-- begin --

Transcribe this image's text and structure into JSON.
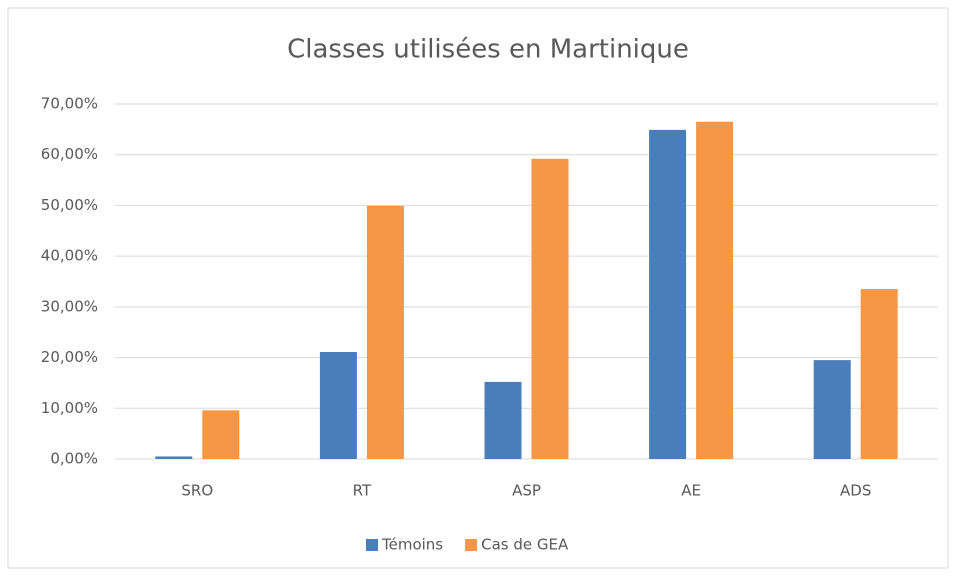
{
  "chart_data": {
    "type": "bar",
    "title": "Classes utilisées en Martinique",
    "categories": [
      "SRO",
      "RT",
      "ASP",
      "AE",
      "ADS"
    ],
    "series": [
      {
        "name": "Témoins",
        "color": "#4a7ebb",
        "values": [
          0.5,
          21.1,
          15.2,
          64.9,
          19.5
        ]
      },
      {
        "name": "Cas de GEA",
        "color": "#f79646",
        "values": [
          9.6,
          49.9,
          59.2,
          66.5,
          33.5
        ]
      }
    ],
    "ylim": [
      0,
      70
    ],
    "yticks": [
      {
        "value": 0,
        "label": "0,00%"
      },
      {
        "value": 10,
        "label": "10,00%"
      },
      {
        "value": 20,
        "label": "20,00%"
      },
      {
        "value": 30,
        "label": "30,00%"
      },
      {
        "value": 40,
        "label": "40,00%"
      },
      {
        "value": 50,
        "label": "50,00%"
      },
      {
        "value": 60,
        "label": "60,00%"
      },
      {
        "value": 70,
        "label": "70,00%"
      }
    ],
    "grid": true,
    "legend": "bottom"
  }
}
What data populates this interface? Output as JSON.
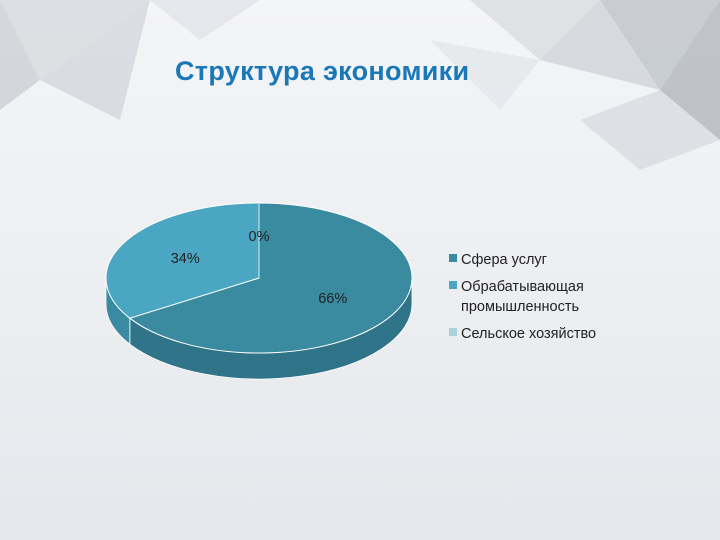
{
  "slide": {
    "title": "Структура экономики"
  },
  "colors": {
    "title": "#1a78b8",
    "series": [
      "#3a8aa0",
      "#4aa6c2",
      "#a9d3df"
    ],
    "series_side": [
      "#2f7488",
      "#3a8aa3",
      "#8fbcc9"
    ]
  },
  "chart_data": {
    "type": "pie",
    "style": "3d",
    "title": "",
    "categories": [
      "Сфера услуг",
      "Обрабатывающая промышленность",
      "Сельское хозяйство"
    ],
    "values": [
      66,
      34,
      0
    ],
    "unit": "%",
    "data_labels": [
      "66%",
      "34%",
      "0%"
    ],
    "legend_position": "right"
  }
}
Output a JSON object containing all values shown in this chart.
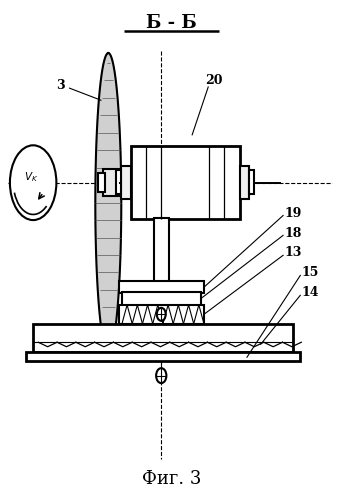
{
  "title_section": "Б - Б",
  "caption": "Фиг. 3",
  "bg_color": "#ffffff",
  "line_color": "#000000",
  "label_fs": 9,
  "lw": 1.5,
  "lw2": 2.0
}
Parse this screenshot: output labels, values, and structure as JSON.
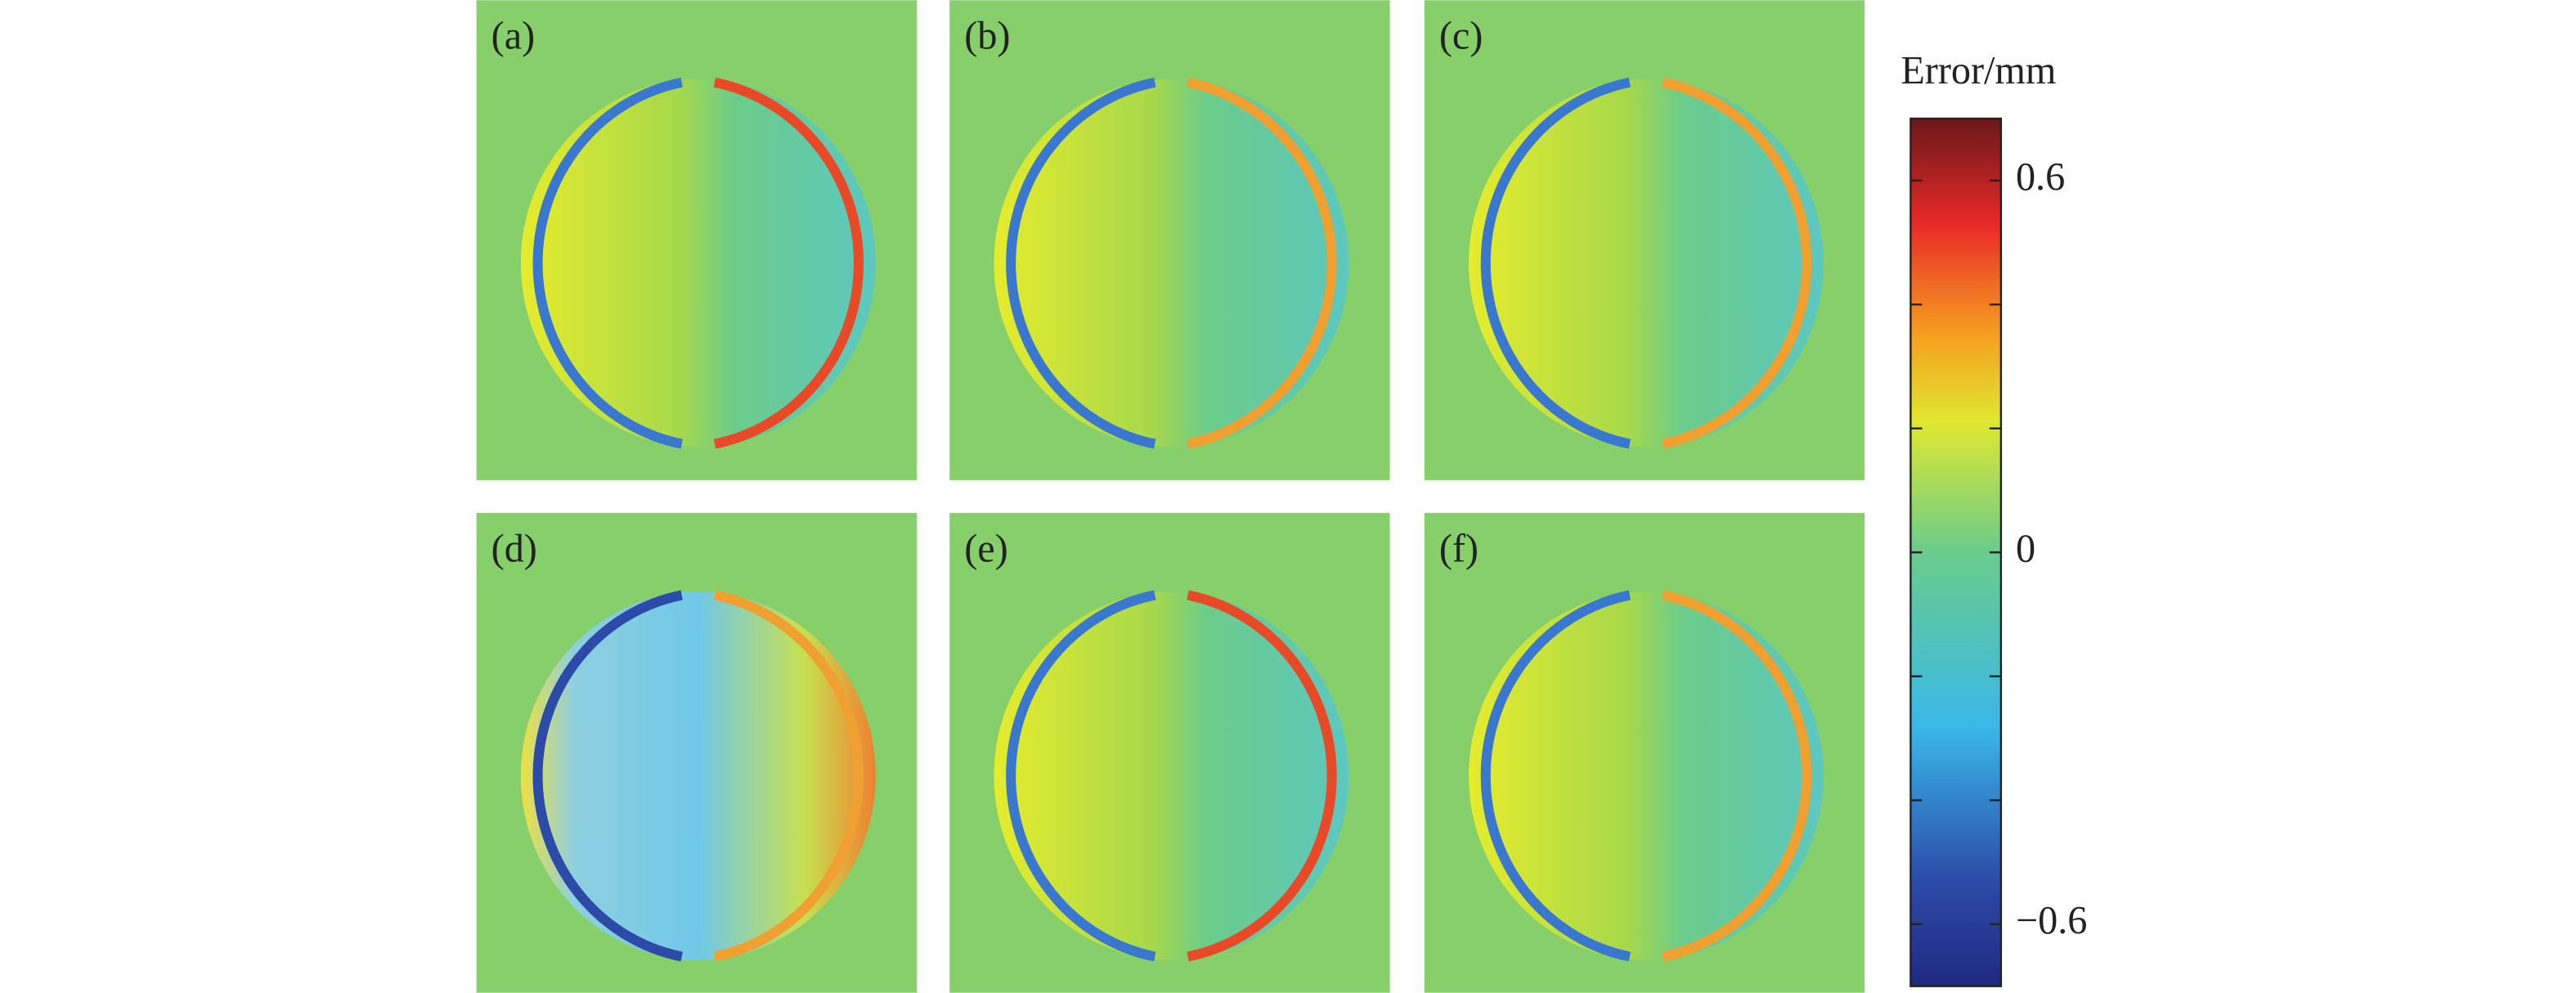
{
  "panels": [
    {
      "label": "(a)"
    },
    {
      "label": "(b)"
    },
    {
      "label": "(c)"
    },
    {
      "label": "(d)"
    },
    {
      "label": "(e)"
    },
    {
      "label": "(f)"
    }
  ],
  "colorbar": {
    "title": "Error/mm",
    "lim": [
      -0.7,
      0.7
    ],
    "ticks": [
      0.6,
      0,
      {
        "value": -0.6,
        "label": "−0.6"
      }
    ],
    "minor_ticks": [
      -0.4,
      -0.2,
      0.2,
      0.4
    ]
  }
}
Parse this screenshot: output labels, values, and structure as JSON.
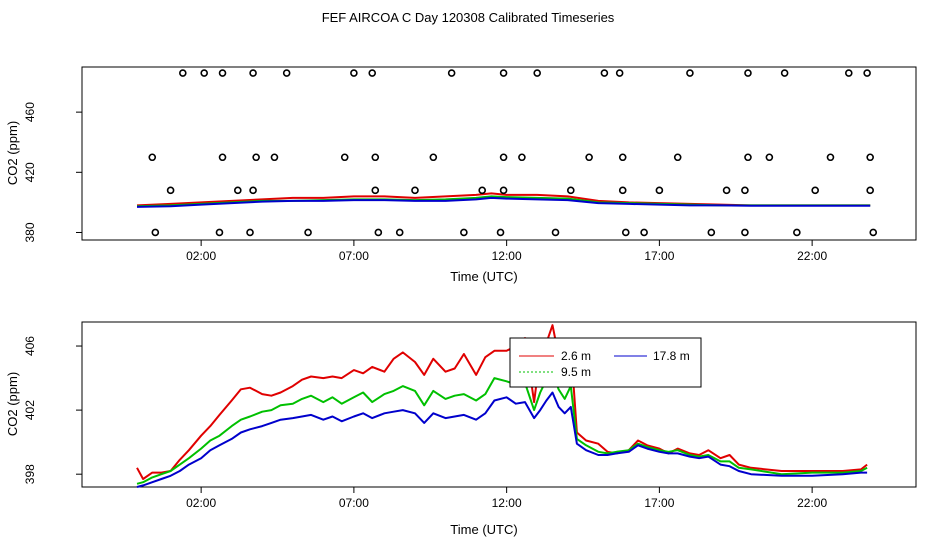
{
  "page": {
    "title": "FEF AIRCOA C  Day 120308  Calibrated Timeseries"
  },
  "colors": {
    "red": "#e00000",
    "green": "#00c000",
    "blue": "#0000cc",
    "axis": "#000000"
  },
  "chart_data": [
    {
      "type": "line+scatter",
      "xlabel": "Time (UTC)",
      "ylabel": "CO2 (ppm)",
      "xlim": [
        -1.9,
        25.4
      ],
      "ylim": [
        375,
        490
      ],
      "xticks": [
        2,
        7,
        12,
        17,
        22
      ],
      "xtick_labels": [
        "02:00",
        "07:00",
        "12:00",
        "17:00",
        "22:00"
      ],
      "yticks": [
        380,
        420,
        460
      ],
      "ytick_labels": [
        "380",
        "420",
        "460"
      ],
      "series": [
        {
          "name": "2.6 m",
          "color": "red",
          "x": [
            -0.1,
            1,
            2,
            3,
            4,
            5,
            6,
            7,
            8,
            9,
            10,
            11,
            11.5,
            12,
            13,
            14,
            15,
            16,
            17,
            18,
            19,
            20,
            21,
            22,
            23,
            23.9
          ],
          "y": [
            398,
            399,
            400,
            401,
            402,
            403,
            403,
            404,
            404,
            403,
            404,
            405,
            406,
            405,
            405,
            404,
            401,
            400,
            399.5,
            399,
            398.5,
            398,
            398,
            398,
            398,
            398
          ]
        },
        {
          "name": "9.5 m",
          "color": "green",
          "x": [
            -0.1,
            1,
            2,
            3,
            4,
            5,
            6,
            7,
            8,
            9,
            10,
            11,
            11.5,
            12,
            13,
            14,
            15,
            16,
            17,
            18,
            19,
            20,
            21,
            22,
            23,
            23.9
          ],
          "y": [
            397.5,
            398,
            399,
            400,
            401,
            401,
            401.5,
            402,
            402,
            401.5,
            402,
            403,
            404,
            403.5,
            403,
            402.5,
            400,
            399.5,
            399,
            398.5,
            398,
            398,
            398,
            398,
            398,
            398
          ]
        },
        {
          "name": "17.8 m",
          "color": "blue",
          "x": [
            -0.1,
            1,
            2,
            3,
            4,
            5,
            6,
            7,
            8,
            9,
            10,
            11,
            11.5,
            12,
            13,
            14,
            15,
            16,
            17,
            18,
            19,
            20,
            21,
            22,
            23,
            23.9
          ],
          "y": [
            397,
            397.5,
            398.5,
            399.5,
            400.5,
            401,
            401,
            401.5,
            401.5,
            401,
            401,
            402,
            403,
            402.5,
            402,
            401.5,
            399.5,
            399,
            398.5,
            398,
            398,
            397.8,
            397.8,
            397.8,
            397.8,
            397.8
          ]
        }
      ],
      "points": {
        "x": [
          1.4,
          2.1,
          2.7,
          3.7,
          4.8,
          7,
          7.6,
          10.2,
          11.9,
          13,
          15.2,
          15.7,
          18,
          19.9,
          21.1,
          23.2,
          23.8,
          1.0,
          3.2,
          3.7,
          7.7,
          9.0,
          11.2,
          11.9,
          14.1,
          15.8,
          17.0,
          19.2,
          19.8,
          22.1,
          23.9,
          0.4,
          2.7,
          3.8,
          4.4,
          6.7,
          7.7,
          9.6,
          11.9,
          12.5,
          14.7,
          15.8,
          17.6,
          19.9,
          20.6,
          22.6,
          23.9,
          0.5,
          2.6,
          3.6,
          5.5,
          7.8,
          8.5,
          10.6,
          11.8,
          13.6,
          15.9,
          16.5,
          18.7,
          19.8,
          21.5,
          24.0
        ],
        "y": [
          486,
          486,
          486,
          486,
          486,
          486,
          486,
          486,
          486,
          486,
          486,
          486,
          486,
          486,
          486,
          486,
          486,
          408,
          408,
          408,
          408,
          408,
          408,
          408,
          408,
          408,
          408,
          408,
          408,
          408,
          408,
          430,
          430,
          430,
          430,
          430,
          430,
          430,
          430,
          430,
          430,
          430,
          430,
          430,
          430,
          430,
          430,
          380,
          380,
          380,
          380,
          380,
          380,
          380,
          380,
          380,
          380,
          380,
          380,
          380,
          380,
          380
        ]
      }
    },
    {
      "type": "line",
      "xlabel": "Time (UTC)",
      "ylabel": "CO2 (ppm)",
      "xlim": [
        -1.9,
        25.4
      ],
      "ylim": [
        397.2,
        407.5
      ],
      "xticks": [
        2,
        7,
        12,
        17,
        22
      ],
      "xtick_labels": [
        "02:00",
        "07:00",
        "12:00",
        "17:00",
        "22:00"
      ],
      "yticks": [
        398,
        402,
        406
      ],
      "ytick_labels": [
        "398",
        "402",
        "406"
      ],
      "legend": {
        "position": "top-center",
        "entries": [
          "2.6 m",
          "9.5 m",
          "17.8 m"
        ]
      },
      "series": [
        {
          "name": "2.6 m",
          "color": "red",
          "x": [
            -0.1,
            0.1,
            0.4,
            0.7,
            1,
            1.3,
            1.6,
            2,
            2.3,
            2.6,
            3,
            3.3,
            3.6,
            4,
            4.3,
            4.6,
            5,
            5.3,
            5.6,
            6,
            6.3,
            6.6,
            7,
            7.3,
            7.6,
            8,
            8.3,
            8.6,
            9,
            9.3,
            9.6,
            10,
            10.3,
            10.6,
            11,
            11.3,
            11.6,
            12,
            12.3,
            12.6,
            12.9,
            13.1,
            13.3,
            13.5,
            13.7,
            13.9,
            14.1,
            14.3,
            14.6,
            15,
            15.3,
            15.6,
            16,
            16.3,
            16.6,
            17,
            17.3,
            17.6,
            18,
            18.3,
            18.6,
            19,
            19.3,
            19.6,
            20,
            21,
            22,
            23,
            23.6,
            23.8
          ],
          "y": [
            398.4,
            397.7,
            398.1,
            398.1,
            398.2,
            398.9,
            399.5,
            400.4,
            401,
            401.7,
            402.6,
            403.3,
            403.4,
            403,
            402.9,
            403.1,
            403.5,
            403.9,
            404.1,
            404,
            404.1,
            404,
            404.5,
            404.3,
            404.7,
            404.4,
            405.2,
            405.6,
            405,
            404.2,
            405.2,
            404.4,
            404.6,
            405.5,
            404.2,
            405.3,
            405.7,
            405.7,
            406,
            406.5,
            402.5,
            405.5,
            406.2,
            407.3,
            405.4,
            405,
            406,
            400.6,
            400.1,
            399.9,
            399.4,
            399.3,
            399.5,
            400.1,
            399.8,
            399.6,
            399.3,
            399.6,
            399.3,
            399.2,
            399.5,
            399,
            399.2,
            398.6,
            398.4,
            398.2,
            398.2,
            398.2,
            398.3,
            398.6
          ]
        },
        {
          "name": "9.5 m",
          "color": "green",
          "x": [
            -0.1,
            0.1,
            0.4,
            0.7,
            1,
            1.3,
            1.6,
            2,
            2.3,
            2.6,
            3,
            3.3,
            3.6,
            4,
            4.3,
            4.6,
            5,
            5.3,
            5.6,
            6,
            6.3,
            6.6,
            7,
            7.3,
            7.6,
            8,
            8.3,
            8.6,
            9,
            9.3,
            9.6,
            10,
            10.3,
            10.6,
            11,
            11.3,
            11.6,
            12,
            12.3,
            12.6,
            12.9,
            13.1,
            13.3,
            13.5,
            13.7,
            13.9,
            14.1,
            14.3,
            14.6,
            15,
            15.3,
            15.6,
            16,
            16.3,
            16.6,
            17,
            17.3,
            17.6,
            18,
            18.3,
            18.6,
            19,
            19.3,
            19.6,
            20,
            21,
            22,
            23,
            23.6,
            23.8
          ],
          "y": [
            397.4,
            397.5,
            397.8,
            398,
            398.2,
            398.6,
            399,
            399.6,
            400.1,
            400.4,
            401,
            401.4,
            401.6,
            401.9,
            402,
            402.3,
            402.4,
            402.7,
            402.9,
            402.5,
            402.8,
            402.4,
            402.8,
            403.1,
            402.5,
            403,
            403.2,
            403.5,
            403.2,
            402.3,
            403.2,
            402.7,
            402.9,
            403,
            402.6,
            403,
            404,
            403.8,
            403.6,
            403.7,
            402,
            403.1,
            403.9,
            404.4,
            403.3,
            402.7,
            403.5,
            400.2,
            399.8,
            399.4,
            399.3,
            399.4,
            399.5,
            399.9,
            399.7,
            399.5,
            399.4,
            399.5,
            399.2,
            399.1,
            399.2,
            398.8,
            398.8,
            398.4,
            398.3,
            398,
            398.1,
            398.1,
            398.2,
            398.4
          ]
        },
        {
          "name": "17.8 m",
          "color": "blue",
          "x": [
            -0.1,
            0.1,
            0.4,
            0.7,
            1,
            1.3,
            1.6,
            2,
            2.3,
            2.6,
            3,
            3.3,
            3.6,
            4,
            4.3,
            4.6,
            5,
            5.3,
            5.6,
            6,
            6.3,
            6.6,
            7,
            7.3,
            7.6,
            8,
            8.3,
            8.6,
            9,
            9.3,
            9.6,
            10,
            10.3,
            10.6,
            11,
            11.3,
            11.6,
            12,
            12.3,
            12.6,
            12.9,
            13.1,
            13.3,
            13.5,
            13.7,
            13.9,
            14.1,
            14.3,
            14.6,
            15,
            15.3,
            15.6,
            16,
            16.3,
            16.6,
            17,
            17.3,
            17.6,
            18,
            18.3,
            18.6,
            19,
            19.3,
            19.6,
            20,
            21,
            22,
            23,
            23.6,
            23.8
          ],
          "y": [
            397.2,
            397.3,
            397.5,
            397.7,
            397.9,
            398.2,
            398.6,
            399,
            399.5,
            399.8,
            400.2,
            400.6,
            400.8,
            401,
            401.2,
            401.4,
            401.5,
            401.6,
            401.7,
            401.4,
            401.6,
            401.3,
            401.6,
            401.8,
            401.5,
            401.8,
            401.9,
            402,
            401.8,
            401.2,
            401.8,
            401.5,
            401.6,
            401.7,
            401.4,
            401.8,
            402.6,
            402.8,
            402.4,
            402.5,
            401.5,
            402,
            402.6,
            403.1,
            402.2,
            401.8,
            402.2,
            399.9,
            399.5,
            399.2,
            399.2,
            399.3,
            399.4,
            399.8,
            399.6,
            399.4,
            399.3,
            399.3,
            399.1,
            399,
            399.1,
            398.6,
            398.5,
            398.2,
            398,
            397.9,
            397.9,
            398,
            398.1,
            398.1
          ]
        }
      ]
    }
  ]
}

-- end --

*Goal of the exercise*:
Say how many lines contain the string "JSON", giving nothing but the count.

*Output for this exercise*:
5